WHAT IS EXPECTED: Transcribe every line exactly and omit anything that is a picture.

ENTRIES PROVIDED:
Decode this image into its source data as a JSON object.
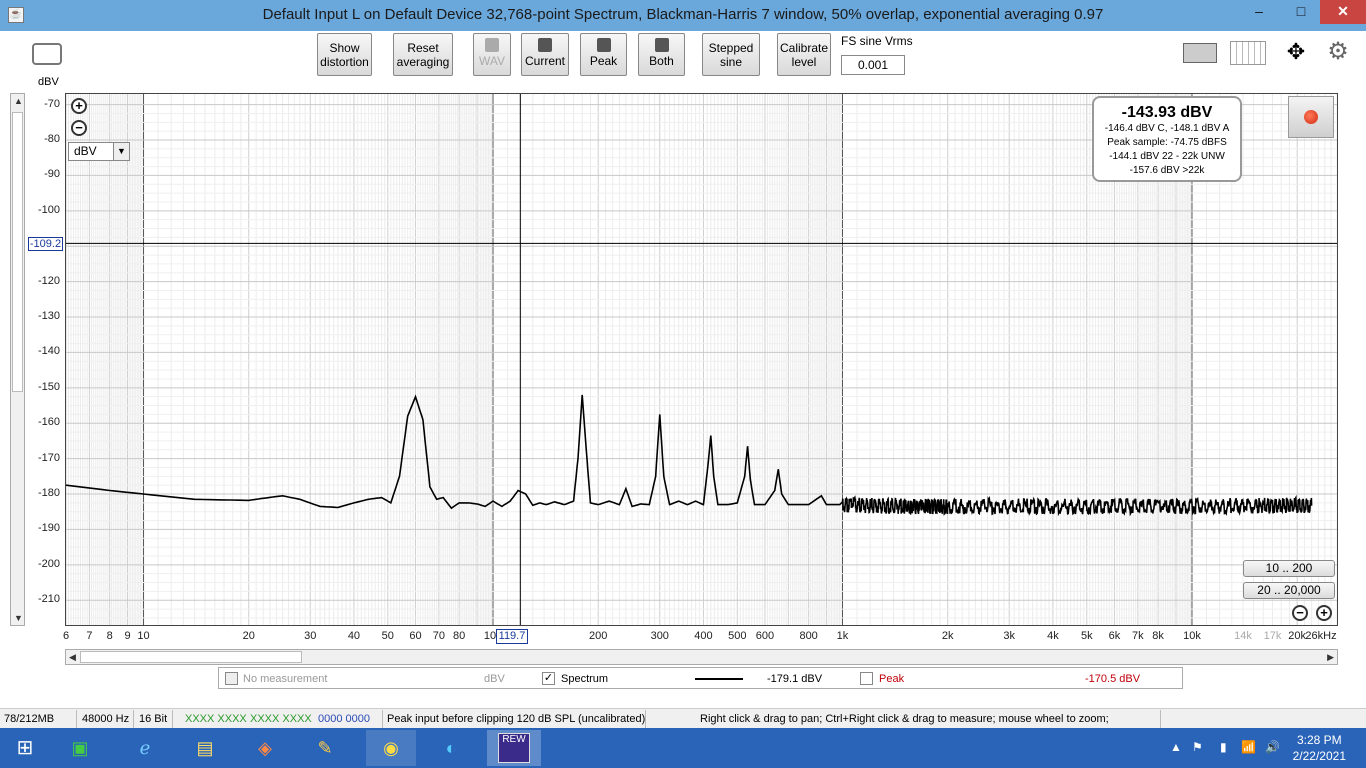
{
  "window": {
    "title": "Default Input L on Default Device 32,768-point Spectrum, Blackman-Harris 7 window, 50% overlap, exponential averaging 0.97",
    "min": "–",
    "max": "□",
    "close": "✕"
  },
  "toolbar": {
    "show_distortion": "Show\ndistortion",
    "reset_averaging": "Reset\naveraging",
    "wav": "WAV",
    "current": "Current",
    "peak": "Peak",
    "both": "Both",
    "stepped_sine": "Stepped\nsine",
    "calibrate_level": "Calibrate\nlevel",
    "fs_label": "FS sine Vrms",
    "fs_value": "0.001"
  },
  "plot": {
    "y_unit_label": "dBV",
    "unit_select": "dBV",
    "cursor_y": "-109.2",
    "cursor_x": "119.7",
    "range_1": "10 .. 200",
    "range_2": "20 .. 20,000"
  },
  "info": {
    "main": "-143.93 dBV",
    "line1": "-146.4 dBV C, -148.1 dBV A",
    "line2": "Peak sample: -74.75 dBFS",
    "line3": "-144.1 dBV 22 - 22k UNW",
    "line4": "-157.6 dBV >22k"
  },
  "legend": {
    "no_measurement": "No measurement",
    "no_measurement_unit": "dBV",
    "spectrum": "Spectrum",
    "spectrum_value": "-179.1 dBV",
    "peak": "Peak",
    "peak_value": "-170.5 dBV",
    "peak_color": "#c0000a"
  },
  "status": {
    "memory": "78/212MB",
    "rate": "48000 Hz",
    "bits": "16 Bit",
    "in_meter": "XXXX XXXX",
    "out_meter": "XXXX XXXX",
    "digits": "0000 0000",
    "peak_input": "Peak input before clipping 120 dB SPL (uncalibrated)",
    "hint": "Right click & drag to pan; Ctrl+Right click & drag to measure; mouse wheel to zoom;"
  },
  "taskbar": {
    "time": "3:28 PM",
    "date": "2/22/2021",
    "rew": "REW"
  },
  "chart_data": {
    "type": "line",
    "xscale": "log",
    "xlim": [
      6,
      26000
    ],
    "ylim": [
      -217,
      -67
    ],
    "y_ticks": [
      -70,
      -80,
      -90,
      -100,
      -110,
      -120,
      -130,
      -140,
      -150,
      -160,
      -170,
      -180,
      -190,
      -200,
      -210
    ],
    "x_tick_labels": [
      {
        "v": 6,
        "t": "6"
      },
      {
        "v": 7,
        "t": "7"
      },
      {
        "v": 8,
        "t": "8"
      },
      {
        "v": 9,
        "t": "9"
      },
      {
        "v": 10,
        "t": "10"
      },
      {
        "v": 20,
        "t": "20"
      },
      {
        "v": 30,
        "t": "30"
      },
      {
        "v": 40,
        "t": "40"
      },
      {
        "v": 50,
        "t": "50"
      },
      {
        "v": 60,
        "t": "60"
      },
      {
        "v": 70,
        "t": "70"
      },
      {
        "v": 80,
        "t": "80"
      },
      {
        "v": 100,
        "t": "100"
      },
      {
        "v": 200,
        "t": "200"
      },
      {
        "v": 300,
        "t": "300"
      },
      {
        "v": 400,
        "t": "400"
      },
      {
        "v": 500,
        "t": "500"
      },
      {
        "v": 600,
        "t": "600"
      },
      {
        "v": 800,
        "t": "800"
      },
      {
        "v": 1000,
        "t": "1k"
      },
      {
        "v": 2000,
        "t": "2k"
      },
      {
        "v": 3000,
        "t": "3k"
      },
      {
        "v": 4000,
        "t": "4k"
      },
      {
        "v": 5000,
        "t": "5k"
      },
      {
        "v": 6000,
        "t": "6k"
      },
      {
        "v": 7000,
        "t": "7k"
      },
      {
        "v": 8000,
        "t": "8k"
      },
      {
        "v": 10000,
        "t": "10k"
      },
      {
        "v": 14000,
        "t": "14k"
      },
      {
        "v": 17000,
        "t": "17k"
      },
      {
        "v": 20000,
        "t": "20k"
      },
      {
        "v": 26000,
        "t": "26kHz"
      }
    ],
    "cursor": {
      "x": 119.7,
      "y": -109.2
    },
    "series": [
      {
        "name": "Spectrum",
        "color": "#000000",
        "points": [
          [
            6,
            -177.5
          ],
          [
            8,
            -179
          ],
          [
            10,
            -180
          ],
          [
            14,
            -181.5
          ],
          [
            20,
            -181.8
          ],
          [
            22,
            -181.2
          ],
          [
            25,
            -180.5
          ],
          [
            28,
            -181.5
          ],
          [
            32,
            -183.5
          ],
          [
            36,
            -183.8
          ],
          [
            40,
            -182.5
          ],
          [
            44,
            -181.5
          ],
          [
            48,
            -181
          ],
          [
            51,
            -182.5
          ],
          [
            54,
            -175
          ],
          [
            57,
            -158
          ],
          [
            60,
            -152.5
          ],
          [
            63,
            -159
          ],
          [
            66,
            -178
          ],
          [
            69,
            -181.5
          ],
          [
            72,
            -181
          ],
          [
            76,
            -184
          ],
          [
            80,
            -182.5
          ],
          [
            85,
            -182.5
          ],
          [
            90,
            -182.8
          ],
          [
            95,
            -183.5
          ],
          [
            100,
            -182
          ],
          [
            106,
            -183.5
          ],
          [
            112,
            -182
          ],
          [
            118,
            -179
          ],
          [
            124,
            -180
          ],
          [
            130,
            -183.2
          ],
          [
            136,
            -182.5
          ],
          [
            142,
            -183
          ],
          [
            150,
            -182.2
          ],
          [
            160,
            -183
          ],
          [
            170,
            -182
          ],
          [
            175,
            -170
          ],
          [
            180,
            -152
          ],
          [
            185,
            -168
          ],
          [
            190,
            -182.5
          ],
          [
            200,
            -183
          ],
          [
            215,
            -182
          ],
          [
            230,
            -183
          ],
          [
            240,
            -178.5
          ],
          [
            250,
            -183.5
          ],
          [
            265,
            -182.8
          ],
          [
            280,
            -183
          ],
          [
            292,
            -175
          ],
          [
            300,
            -157.5
          ],
          [
            308,
            -175
          ],
          [
            320,
            -183
          ],
          [
            340,
            -182
          ],
          [
            360,
            -183
          ],
          [
            380,
            -182
          ],
          [
            400,
            -183
          ],
          [
            412,
            -172
          ],
          [
            420,
            -163.5
          ],
          [
            428,
            -175
          ],
          [
            440,
            -183
          ],
          [
            470,
            -183
          ],
          [
            500,
            -182.5
          ],
          [
            525,
            -175
          ],
          [
            535,
            -166.5
          ],
          [
            545,
            -176
          ],
          [
            560,
            -183
          ],
          [
            600,
            -183
          ],
          [
            640,
            -179
          ],
          [
            655,
            -173
          ],
          [
            670,
            -180
          ],
          [
            700,
            -183
          ],
          [
            800,
            -183
          ],
          [
            870,
            -180.5
          ],
          [
            900,
            -183
          ],
          [
            1000,
            -183
          ],
          [
            1500,
            -183.5
          ],
          [
            2000,
            -183.5
          ],
          [
            4000,
            -183.5
          ],
          [
            8000,
            -183.5
          ],
          [
            15000,
            -183.3
          ],
          [
            22000,
            -183.3
          ]
        ]
      }
    ]
  }
}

SOLUTION:
Decode this image into its source data as a JSON object.
{
  "window": {
    "title": "Default Input L on Default Device 32,768-point Spectrum, Blackman-Harris 7 window, 50% overlap, exponential averaging 0.97",
    "min": "–",
    "max": "□",
    "close": "✕"
  },
  "toolbar": {
    "show_distortion": "Show\ndistortion",
    "reset_averaging": "Reset\naveraging",
    "wav": "WAV",
    "current": "Current",
    "peak": "Peak",
    "both": "Both",
    "stepped_sine": "Stepped\nsine",
    "calibrate_level": "Calibrate\nlevel",
    "fs_label": "FS sine Vrms",
    "fs_value": "0.001"
  },
  "plot": {
    "y_unit_label": "dBV",
    "unit_select": "dBV",
    "cursor_y": "-109.2",
    "cursor_x": "119.7",
    "range_1": "10 .. 200",
    "range_2": "20 .. 20,000"
  },
  "info": {
    "main": "-143.93 dBV",
    "line1": "-146.4 dBV C, -148.1 dBV A",
    "line2": "Peak sample: -74.75 dBFS",
    "line3": "-144.1 dBV 22 - 22k UNW",
    "line4": "-157.6 dBV >22k"
  },
  "legend": {
    "no_measurement": "No measurement",
    "no_measurement_unit": "dBV",
    "spectrum": "Spectrum",
    "spectrum_value": "-179.1 dBV",
    "peak": "Peak",
    "peak_value": "-170.5 dBV",
    "peak_color": "#c0000a"
  },
  "status": {
    "memory": "78/212MB",
    "rate": "48000 Hz",
    "bits": "16 Bit",
    "in_meter": "XXXX XXXX",
    "out_meter": "XXXX XXXX",
    "digits": "0000 0000",
    "peak_input": "Peak input before clipping 120 dB SPL (uncalibrated)",
    "hint": "Right click & drag to pan; Ctrl+Right click & drag to measure; mouse wheel to zoom;"
  },
  "taskbar": {
    "time": "3:28 PM",
    "date": "2/22/2021",
    "rew": "REW"
  },
  "chart_data": {
    "type": "line",
    "xscale": "log",
    "xlim": [
      6,
      26000
    ],
    "ylim": [
      -217,
      -67
    ],
    "y_ticks": [
      -70,
      -80,
      -90,
      -100,
      -110,
      -120,
      -130,
      -140,
      -150,
      -160,
      -170,
      -180,
      -190,
      -200,
      -210
    ],
    "x_tick_labels": [
      {
        "v": 6,
        "t": "6"
      },
      {
        "v": 7,
        "t": "7"
      },
      {
        "v": 8,
        "t": "8"
      },
      {
        "v": 9,
        "t": "9"
      },
      {
        "v": 10,
        "t": "10"
      },
      {
        "v": 20,
        "t": "20"
      },
      {
        "v": 30,
        "t": "30"
      },
      {
        "v": 40,
        "t": "40"
      },
      {
        "v": 50,
        "t": "50"
      },
      {
        "v": 60,
        "t": "60"
      },
      {
        "v": 70,
        "t": "70"
      },
      {
        "v": 80,
        "t": "80"
      },
      {
        "v": 100,
        "t": "100"
      },
      {
        "v": 200,
        "t": "200"
      },
      {
        "v": 300,
        "t": "300"
      },
      {
        "v": 400,
        "t": "400"
      },
      {
        "v": 500,
        "t": "500"
      },
      {
        "v": 600,
        "t": "600"
      },
      {
        "v": 800,
        "t": "800"
      },
      {
        "v": 1000,
        "t": "1k"
      },
      {
        "v": 2000,
        "t": "2k"
      },
      {
        "v": 3000,
        "t": "3k"
      },
      {
        "v": 4000,
        "t": "4k"
      },
      {
        "v": 5000,
        "t": "5k"
      },
      {
        "v": 6000,
        "t": "6k"
      },
      {
        "v": 7000,
        "t": "7k"
      },
      {
        "v": 8000,
        "t": "8k"
      },
      {
        "v": 10000,
        "t": "10k"
      },
      {
        "v": 14000,
        "t": "14k"
      },
      {
        "v": 17000,
        "t": "17k"
      },
      {
        "v": 20000,
        "t": "20k"
      },
      {
        "v": 26000,
        "t": "26kHz"
      }
    ],
    "cursor": {
      "x": 119.7,
      "y": -109.2
    },
    "series": [
      {
        "name": "Spectrum",
        "color": "#000000",
        "points": [
          [
            6,
            -177.5
          ],
          [
            8,
            -179
          ],
          [
            10,
            -180
          ],
          [
            14,
            -181.5
          ],
          [
            20,
            -181.8
          ],
          [
            22,
            -181.2
          ],
          [
            25,
            -180.5
          ],
          [
            28,
            -181.5
          ],
          [
            32,
            -183.5
          ],
          [
            36,
            -183.8
          ],
          [
            40,
            -182.5
          ],
          [
            44,
            -181.5
          ],
          [
            48,
            -181
          ],
          [
            51,
            -182.5
          ],
          [
            54,
            -175
          ],
          [
            57,
            -158
          ],
          [
            60,
            -152.5
          ],
          [
            63,
            -159
          ],
          [
            66,
            -178
          ],
          [
            69,
            -181.5
          ],
          [
            72,
            -181
          ],
          [
            76,
            -184
          ],
          [
            80,
            -182.5
          ],
          [
            85,
            -182.5
          ],
          [
            90,
            -182.8
          ],
          [
            95,
            -183.5
          ],
          [
            100,
            -182
          ],
          [
            106,
            -183.5
          ],
          [
            112,
            -182
          ],
          [
            118,
            -179
          ],
          [
            124,
            -180
          ],
          [
            130,
            -183.2
          ],
          [
            136,
            -182.5
          ],
          [
            142,
            -183
          ],
          [
            150,
            -182.2
          ],
          [
            160,
            -183
          ],
          [
            170,
            -182
          ],
          [
            175,
            -170
          ],
          [
            180,
            -152
          ],
          [
            185,
            -168
          ],
          [
            190,
            -182.5
          ],
          [
            200,
            -183
          ],
          [
            215,
            -182
          ],
          [
            230,
            -183
          ],
          [
            240,
            -178.5
          ],
          [
            250,
            -183.5
          ],
          [
            265,
            -182.8
          ],
          [
            280,
            -183
          ],
          [
            292,
            -175
          ],
          [
            300,
            -157.5
          ],
          [
            308,
            -175
          ],
          [
            320,
            -183
          ],
          [
            340,
            -182
          ],
          [
            360,
            -183
          ],
          [
            380,
            -182
          ],
          [
            400,
            -183
          ],
          [
            412,
            -172
          ],
          [
            420,
            -163.5
          ],
          [
            428,
            -175
          ],
          [
            440,
            -183
          ],
          [
            470,
            -183
          ],
          [
            500,
            -182.5
          ],
          [
            525,
            -175
          ],
          [
            535,
            -166.5
          ],
          [
            545,
            -176
          ],
          [
            560,
            -183
          ],
          [
            600,
            -183
          ],
          [
            640,
            -179
          ],
          [
            655,
            -173
          ],
          [
            670,
            -180
          ],
          [
            700,
            -183
          ],
          [
            800,
            -183
          ],
          [
            870,
            -180.5
          ],
          [
            900,
            -183
          ],
          [
            1000,
            -183
          ],
          [
            1500,
            -183.5
          ],
          [
            2000,
            -183.5
          ],
          [
            4000,
            -183.5
          ],
          [
            8000,
            -183.5
          ],
          [
            15000,
            -183.3
          ],
          [
            22000,
            -183.3
          ]
        ]
      }
    ]
  }
}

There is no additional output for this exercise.